Problem
Of all the lines in the material, how many contain the word "tree"? State the number alone.

# # # #

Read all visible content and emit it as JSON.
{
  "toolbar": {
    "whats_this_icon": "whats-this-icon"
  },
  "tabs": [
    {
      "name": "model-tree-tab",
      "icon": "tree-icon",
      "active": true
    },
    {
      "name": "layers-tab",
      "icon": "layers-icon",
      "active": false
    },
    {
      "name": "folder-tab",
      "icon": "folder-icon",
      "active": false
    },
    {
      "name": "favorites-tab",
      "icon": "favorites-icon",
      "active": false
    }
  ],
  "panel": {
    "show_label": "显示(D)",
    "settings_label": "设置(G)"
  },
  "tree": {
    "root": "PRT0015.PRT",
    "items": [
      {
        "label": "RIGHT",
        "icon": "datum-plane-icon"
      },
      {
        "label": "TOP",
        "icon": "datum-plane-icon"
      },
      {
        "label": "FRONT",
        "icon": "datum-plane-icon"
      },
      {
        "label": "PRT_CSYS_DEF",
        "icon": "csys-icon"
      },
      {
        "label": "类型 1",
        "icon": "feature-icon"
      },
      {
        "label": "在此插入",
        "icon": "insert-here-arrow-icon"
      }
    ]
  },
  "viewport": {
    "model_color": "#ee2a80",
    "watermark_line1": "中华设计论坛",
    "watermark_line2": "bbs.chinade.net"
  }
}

# # # #

Answer to the problem
3